_TEXTE DE LA PAGE_
......
La première phase du projet repose principalement sur l’évaluation des besoins pour poser les bases. « Il est fondamental de démontrer la scientificité de nos résultats, car c’est une étude exploratoire de type qualitative en sciences humaines et sociales, dans un domaine qui est quand même très médical et hypothético-déductif », insiste Anne-Laure Delaunay. L’ambition est de réussir à convaincre les différents acteurs qu’il y a un réel besoin et une nécessité de le construire ensemble.
La rémission, une période d’entre-deux dans le parcours post-cancer
Toute personne atteinte d’un cancer, enfant ou adulte, aura en premier lieu un diagnostic pour constater la présence de cellules cancéreuses. En second lieu, viendra un traitement comme une chimiothérapie et/ou une radiothérapie pour aboutir, à un moment, à la disparition des cellules cancéreuses. Toutefois, celles-ci peuvent subsister partiellement malgré les traitements ; c’est à ce moment qu’intervient la rémission.
Pendant la rémission, qui dure en moyenne 5 ans, de nombreux contrôles, suivis et traitements éventuels sont effectués pour gérer les séquelles et le risque de rechute. Certaines séquelles sont permanentes, tandis que d’autres sont temporaires et réversibles dans le parcours post-cancer. Les aspects sociaux interviennent aussi dans la phase de rémission, comme l’explique la chercheuse : « Chez les adultes, il y a le retour à l’emploi et chez les enfants, le retour à l’école, soit parce qu’ils ont complètement arrêté l’école, soit parce qu’ils y allaient de manière sporadique. »
......
_DONNÉES FOURNIES_

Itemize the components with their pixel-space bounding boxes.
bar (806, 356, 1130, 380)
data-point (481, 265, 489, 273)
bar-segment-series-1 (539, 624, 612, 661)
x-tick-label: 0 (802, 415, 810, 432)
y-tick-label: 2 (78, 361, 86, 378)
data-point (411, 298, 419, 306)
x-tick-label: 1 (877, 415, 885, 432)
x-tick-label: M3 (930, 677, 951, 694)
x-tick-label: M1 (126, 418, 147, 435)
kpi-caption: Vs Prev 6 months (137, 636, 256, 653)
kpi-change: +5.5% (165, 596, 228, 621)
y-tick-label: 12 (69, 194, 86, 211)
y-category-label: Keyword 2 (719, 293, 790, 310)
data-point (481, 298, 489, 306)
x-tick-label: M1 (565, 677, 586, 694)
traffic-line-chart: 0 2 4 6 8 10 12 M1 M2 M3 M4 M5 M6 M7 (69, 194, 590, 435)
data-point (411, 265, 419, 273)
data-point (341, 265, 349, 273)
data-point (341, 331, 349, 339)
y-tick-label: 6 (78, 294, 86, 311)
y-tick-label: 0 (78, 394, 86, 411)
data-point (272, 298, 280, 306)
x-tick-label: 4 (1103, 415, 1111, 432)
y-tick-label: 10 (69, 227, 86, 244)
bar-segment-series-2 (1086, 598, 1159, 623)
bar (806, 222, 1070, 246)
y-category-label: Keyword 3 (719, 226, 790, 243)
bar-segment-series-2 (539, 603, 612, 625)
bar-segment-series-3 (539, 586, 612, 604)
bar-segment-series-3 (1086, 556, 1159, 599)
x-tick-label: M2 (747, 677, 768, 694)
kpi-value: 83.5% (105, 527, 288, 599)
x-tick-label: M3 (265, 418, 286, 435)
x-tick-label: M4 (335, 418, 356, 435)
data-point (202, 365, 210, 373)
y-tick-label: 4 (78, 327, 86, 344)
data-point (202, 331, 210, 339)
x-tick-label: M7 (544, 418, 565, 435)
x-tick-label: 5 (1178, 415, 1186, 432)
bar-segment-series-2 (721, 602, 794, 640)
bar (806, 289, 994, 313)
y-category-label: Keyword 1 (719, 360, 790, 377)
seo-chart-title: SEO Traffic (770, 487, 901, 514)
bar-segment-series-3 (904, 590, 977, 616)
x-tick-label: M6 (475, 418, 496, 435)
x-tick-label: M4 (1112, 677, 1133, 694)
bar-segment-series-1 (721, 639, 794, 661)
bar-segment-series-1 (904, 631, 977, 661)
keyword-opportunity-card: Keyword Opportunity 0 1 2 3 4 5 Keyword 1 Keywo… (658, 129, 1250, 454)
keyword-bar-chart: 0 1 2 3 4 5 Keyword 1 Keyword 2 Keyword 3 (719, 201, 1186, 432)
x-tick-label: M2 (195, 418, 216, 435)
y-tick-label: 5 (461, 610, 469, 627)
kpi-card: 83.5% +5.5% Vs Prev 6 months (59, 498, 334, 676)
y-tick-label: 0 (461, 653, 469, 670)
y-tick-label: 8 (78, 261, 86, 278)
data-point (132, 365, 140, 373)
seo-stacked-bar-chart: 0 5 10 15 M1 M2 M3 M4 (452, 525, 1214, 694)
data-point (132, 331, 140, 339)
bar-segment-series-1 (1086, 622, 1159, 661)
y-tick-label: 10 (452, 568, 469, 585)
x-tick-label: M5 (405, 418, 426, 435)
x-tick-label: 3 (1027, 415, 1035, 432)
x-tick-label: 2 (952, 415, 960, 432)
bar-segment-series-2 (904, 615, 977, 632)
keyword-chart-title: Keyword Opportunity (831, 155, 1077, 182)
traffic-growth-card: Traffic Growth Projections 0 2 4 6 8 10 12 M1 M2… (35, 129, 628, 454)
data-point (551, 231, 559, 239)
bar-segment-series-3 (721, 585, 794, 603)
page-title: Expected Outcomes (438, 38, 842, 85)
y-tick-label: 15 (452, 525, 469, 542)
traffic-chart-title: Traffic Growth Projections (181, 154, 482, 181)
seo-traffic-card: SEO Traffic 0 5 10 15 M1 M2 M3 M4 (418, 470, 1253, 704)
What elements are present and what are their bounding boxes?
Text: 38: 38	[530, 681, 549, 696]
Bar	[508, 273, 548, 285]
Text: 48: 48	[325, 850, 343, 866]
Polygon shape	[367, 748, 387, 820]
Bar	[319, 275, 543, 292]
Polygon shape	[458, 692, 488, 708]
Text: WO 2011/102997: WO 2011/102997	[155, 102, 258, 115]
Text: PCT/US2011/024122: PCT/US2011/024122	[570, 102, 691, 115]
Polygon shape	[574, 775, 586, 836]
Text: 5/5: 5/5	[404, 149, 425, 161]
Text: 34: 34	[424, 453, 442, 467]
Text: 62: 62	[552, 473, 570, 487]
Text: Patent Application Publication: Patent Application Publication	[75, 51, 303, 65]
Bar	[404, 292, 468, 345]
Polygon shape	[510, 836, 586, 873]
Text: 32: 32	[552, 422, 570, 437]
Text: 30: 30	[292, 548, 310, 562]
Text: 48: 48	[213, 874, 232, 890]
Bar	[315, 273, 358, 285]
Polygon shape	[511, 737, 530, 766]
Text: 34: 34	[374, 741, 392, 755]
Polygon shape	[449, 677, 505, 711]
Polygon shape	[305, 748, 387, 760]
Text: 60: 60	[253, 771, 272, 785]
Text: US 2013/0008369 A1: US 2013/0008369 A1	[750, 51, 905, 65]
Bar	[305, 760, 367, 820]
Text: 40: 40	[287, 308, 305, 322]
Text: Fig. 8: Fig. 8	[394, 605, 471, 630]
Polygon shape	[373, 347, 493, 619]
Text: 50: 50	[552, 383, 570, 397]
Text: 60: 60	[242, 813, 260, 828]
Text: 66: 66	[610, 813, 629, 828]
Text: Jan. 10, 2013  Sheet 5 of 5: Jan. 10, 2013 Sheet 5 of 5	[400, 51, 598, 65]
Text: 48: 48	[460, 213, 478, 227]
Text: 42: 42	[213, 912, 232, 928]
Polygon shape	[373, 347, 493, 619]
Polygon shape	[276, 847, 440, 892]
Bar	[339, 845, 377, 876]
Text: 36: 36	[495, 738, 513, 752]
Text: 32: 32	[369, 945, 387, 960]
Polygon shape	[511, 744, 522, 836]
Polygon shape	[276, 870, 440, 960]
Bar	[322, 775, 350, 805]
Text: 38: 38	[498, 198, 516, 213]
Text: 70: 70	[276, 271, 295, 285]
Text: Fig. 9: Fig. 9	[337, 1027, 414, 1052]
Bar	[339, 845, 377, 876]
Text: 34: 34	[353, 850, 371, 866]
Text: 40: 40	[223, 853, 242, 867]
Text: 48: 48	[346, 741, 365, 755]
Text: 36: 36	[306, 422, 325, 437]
......
_CONSIGNE_
D'après le texte de la page, quelle est la durée moyenne de la rémission ? Les enregistrements n'ont aucun rapport avec le texte de la page.

_RÉPONSE_
La rémission dure en moyenne 5 ans.